(Dataset excerpt)
[Start]

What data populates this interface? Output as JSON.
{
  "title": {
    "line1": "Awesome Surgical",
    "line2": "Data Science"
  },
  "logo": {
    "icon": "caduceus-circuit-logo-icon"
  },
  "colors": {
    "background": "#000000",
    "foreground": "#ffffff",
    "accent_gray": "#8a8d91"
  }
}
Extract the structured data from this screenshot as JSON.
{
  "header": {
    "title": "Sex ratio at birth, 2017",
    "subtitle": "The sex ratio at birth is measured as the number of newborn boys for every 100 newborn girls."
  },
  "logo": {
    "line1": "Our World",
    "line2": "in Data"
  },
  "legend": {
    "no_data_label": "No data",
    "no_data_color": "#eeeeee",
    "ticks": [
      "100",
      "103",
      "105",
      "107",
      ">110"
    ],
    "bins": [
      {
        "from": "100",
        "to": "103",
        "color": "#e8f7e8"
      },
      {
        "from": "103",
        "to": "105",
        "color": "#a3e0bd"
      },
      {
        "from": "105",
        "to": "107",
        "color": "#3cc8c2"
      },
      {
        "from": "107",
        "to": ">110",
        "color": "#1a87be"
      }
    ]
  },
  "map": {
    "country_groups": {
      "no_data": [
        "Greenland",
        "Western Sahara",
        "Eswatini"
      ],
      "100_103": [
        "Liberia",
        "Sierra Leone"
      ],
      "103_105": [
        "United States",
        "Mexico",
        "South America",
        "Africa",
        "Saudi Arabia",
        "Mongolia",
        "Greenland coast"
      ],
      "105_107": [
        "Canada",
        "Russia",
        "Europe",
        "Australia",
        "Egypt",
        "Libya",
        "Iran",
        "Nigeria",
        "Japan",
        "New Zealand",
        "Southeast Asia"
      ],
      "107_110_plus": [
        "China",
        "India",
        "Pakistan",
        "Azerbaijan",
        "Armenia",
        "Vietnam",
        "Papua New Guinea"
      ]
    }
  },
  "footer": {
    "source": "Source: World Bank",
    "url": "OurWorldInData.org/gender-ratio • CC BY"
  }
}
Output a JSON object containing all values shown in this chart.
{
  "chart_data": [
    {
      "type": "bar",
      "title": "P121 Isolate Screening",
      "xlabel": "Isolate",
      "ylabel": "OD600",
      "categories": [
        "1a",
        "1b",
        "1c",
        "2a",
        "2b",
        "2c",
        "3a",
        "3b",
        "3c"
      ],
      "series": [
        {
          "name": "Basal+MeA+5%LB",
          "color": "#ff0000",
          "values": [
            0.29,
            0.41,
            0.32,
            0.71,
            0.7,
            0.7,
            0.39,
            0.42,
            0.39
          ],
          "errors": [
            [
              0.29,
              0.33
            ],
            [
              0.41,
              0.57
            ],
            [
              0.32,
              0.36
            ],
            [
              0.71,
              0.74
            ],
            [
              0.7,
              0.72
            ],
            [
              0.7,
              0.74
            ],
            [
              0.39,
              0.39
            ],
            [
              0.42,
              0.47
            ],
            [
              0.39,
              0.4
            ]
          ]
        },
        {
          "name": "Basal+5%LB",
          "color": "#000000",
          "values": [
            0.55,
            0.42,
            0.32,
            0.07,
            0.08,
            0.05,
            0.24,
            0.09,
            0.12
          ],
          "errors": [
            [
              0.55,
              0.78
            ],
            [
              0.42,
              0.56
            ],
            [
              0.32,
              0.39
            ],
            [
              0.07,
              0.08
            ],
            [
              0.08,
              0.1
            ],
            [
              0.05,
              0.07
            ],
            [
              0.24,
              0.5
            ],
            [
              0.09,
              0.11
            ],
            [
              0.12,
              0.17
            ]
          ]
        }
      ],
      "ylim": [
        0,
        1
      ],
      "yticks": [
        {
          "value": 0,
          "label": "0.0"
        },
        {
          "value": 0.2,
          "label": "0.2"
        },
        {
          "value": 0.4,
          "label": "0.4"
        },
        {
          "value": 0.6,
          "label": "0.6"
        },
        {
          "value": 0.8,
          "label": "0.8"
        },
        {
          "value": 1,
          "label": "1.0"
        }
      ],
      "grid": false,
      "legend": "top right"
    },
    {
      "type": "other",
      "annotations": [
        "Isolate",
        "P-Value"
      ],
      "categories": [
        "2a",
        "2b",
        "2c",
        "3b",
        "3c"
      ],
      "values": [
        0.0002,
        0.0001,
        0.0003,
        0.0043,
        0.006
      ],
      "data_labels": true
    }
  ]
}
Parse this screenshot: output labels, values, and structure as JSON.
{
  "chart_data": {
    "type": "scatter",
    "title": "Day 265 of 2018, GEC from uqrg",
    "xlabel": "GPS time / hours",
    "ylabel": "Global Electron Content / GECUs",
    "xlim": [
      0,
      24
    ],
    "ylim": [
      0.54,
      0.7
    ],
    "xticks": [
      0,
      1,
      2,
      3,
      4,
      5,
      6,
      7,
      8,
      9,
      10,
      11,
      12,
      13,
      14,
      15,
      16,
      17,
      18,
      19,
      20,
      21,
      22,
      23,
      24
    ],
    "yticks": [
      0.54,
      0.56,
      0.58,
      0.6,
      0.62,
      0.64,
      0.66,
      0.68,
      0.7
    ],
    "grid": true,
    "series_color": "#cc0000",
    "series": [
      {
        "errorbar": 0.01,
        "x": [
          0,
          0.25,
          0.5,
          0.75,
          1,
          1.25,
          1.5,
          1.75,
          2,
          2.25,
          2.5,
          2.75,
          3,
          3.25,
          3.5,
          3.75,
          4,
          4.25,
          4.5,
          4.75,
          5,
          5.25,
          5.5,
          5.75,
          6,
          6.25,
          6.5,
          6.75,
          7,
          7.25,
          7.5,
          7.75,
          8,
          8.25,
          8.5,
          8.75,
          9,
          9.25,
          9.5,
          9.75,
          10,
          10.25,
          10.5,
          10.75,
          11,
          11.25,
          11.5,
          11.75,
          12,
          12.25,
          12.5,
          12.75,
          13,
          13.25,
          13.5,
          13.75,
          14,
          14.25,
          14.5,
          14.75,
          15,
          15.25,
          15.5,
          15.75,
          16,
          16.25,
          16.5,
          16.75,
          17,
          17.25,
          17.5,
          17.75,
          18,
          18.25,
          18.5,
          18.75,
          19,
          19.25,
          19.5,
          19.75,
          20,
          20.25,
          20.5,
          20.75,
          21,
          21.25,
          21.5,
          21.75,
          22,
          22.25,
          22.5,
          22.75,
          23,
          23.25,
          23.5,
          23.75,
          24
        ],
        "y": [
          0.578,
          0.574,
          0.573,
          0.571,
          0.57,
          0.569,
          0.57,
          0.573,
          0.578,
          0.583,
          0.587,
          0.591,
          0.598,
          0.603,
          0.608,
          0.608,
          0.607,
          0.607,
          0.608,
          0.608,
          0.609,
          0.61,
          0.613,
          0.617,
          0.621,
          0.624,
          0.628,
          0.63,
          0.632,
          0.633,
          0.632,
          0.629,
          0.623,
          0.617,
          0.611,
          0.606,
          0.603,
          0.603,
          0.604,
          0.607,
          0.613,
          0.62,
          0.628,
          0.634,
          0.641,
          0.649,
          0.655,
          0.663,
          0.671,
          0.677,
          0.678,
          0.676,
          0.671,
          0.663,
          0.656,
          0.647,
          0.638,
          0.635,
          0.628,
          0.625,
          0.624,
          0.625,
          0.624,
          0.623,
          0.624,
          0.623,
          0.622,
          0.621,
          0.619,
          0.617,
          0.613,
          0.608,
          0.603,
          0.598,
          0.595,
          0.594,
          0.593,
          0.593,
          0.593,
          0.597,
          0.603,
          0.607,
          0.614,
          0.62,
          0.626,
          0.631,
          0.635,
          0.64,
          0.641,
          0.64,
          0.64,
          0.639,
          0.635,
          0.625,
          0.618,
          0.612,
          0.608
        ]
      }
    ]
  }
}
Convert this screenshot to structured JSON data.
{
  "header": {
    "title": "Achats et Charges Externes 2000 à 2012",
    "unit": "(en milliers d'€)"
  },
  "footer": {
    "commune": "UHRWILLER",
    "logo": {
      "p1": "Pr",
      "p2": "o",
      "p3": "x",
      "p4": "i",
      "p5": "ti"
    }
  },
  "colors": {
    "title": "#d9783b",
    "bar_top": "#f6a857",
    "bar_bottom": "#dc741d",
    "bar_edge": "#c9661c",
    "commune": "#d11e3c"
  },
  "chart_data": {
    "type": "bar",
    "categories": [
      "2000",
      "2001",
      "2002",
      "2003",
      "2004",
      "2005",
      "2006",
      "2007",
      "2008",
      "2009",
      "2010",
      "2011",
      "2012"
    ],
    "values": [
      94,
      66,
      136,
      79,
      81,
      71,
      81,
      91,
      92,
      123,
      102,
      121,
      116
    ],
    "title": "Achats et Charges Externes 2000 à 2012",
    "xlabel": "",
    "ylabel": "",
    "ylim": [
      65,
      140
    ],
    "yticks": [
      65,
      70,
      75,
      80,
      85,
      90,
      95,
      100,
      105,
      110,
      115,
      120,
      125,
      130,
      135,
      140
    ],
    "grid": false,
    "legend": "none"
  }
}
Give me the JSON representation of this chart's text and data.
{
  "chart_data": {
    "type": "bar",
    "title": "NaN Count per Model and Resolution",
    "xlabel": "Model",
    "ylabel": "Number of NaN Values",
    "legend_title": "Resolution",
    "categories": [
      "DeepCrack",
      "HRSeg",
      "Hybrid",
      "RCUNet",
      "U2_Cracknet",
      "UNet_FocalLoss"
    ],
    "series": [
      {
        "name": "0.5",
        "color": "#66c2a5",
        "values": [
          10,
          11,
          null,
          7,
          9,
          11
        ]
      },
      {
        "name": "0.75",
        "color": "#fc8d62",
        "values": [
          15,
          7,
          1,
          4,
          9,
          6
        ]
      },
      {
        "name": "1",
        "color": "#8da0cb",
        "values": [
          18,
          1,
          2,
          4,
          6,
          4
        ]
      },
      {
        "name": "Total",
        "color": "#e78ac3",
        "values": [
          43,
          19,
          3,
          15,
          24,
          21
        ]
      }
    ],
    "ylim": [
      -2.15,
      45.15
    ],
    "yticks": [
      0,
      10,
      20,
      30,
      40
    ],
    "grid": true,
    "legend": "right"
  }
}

[End]

* [TASK STATEMENT] Return all lines containing "from".

* [RIGHT ANSWER]
Extract the structured data from this screenshot as JSON.
        "from": "100",
        "from": "103",
        "from": "105",
        "from": "107",
    "title": "Day 265 of 2018, GEC from uqrg",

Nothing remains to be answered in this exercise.